Instructions for the task: Wherever the string "plates" appears, copy the whole line.

Extracted records
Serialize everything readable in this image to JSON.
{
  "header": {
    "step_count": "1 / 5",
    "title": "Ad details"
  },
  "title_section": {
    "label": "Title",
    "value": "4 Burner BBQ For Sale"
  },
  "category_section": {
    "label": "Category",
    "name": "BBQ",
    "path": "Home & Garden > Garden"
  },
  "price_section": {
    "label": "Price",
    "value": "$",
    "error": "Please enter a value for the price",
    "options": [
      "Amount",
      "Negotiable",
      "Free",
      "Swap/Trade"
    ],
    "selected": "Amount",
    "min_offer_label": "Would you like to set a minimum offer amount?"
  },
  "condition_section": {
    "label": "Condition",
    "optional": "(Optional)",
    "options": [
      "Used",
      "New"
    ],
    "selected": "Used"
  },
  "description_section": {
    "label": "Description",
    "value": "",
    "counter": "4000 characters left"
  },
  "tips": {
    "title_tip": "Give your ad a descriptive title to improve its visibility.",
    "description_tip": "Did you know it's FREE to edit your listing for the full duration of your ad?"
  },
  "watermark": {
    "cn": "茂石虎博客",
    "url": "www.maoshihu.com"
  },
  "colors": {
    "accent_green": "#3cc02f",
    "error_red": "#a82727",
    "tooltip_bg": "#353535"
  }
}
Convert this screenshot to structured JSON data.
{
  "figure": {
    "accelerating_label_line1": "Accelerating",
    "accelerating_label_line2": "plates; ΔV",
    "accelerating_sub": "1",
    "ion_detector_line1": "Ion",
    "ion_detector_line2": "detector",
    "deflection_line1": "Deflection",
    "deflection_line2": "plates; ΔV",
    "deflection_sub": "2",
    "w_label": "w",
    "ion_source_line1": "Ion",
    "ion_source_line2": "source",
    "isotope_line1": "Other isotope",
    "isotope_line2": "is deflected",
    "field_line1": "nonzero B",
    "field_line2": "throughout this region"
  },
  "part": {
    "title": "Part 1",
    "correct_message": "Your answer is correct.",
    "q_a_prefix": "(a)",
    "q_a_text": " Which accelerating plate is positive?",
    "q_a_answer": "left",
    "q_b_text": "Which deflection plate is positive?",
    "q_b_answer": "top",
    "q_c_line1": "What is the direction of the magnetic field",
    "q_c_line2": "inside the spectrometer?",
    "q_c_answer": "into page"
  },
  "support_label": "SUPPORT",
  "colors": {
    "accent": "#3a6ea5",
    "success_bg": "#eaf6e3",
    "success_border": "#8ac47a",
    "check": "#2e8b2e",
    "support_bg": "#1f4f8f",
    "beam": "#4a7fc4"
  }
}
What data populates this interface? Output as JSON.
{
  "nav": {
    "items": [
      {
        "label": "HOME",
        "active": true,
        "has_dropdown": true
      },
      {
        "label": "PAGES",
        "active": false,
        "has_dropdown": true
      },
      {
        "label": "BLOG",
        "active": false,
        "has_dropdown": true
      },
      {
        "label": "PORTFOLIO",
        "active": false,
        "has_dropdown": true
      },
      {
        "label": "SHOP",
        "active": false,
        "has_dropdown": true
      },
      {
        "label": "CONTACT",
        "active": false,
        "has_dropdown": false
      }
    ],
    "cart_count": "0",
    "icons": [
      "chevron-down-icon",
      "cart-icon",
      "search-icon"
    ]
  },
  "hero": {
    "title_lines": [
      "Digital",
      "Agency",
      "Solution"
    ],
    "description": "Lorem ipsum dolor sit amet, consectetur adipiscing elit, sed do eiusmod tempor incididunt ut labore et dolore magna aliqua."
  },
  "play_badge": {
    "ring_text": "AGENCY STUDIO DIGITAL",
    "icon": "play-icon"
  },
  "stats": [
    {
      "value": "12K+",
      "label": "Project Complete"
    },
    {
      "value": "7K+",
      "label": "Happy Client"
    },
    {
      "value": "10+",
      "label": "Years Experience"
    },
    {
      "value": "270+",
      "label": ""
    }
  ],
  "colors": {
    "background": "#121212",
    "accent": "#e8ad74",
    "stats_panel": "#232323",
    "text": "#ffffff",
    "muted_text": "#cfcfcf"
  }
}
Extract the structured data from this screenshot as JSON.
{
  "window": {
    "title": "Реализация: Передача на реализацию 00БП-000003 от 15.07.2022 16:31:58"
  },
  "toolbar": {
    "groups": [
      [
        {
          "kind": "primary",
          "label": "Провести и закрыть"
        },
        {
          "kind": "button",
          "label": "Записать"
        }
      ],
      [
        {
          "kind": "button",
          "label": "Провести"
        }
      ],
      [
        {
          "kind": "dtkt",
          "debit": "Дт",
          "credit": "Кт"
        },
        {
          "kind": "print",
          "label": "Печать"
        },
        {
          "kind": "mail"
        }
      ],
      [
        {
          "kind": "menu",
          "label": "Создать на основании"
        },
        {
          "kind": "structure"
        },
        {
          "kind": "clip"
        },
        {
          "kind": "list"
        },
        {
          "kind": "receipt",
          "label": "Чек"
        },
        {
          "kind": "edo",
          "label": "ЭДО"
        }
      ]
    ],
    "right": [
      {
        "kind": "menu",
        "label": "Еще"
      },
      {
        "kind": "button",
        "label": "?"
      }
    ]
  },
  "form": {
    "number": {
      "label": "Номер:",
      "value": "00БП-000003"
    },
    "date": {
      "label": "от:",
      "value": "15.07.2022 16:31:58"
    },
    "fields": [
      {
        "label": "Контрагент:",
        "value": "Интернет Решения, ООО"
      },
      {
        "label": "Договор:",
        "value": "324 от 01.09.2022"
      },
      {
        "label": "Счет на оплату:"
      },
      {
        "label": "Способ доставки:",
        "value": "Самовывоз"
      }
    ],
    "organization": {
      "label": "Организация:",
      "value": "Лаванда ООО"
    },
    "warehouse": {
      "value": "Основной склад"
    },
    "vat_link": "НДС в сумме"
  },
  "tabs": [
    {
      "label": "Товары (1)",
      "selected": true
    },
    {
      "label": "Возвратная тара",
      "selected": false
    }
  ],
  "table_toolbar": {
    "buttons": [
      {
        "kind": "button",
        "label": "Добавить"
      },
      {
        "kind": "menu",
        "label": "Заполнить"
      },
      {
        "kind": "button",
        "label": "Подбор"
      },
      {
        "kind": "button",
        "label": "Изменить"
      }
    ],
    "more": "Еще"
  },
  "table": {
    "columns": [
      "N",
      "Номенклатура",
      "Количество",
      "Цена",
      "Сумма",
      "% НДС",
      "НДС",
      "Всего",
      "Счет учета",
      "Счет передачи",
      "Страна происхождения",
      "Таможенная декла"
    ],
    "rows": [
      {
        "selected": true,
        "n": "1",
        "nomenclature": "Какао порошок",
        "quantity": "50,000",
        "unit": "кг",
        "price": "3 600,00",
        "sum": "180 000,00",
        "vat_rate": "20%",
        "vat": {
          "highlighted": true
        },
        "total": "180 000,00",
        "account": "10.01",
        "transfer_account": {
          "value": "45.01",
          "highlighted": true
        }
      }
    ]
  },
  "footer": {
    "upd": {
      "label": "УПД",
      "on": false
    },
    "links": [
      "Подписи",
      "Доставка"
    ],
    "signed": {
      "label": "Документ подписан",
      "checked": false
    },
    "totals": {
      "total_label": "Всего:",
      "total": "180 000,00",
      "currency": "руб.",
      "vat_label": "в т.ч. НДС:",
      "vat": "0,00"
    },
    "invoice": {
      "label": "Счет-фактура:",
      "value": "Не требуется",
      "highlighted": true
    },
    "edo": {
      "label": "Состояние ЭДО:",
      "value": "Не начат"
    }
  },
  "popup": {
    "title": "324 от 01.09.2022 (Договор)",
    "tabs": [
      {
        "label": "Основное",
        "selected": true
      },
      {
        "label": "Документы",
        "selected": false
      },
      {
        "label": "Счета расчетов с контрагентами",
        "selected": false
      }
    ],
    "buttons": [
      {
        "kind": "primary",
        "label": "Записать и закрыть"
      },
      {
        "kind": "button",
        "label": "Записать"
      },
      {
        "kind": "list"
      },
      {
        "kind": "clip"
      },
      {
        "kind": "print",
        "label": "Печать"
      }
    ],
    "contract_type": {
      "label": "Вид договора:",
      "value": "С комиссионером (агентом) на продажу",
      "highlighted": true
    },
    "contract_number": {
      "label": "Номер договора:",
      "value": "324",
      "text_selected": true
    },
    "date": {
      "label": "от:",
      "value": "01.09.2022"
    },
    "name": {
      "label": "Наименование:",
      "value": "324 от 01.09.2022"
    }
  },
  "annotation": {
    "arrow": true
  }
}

Task solution:
    "accelerating_label_line2": "plates; ΔV",
    "deflection_line2": "plates; ΔV",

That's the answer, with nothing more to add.